# Exercise requirements:
Restate every line of the material, word for word.
-- START OF Extracted information --
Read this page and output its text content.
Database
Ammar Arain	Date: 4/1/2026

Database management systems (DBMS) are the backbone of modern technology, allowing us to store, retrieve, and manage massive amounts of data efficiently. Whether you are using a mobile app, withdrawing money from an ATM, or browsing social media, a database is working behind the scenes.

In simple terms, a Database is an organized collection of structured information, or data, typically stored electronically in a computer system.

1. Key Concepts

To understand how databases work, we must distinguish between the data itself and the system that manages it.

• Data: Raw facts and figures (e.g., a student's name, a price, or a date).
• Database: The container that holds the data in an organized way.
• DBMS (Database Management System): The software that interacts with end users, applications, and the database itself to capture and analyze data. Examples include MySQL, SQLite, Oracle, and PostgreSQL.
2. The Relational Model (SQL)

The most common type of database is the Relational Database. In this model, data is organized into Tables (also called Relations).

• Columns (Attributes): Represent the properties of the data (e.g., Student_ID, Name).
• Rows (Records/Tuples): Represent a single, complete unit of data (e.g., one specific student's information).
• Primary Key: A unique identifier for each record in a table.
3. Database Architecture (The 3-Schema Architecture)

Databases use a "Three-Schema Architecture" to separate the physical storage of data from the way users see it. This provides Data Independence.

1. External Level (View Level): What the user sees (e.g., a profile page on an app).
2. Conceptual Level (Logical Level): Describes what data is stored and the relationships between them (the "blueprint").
-- END OF Extracted information --
# Completed task:
Read this page and output its text content.
Database
Ammar Arain	Date: 4/1/2026

Database management systems (DBMS) are the backbone of modern technology, allowing us to store, retrieve, and manage massive amounts of data efficiently. Whether you are using a mobile app, withdrawing money from an ATM, or browsing social media, a database is working behind the scenes.

In simple terms, a Database is an organized collection of structured information, or data, typically stored electronically in a computer system.

1. Key Concepts

To understand how databases work, we must distinguish between the data itself and the system that manages it.

• Data: Raw facts and figures (e.g., a student's name, a price, or a date).
• Database: The container that holds the data in an organized way.
• DBMS (Database Management System): The software that interacts with end users, applications, and the database itself to capture and analyze data. Examples include MySQL, SQLite, Oracle, and PostgreSQL.
2. The Relational Model (SQL)

The most common type of database is the Relational Database. In this model, data is organized into Tables (also called Relations).

• Columns (Attributes): Represent the properties of the data (e.g., Student_ID, Name).
• Rows (Records/Tuples): Represent a single, complete unit of data (e.g., one specific student's information).
• Primary Key: A unique identifier for each record in a table.
3. Database Architecture (The 3-Schema Architecture)

Databases use a "Three-Schema Architecture" to separate the physical storage of data from the way users see it. This provides Data Independence.

1. External Level (View Level): What the user sees (e.g., a profile page on an app).
2. Conceptual Level (Logical Level): Describes what data is stored and the relationships between them (the "blueprint").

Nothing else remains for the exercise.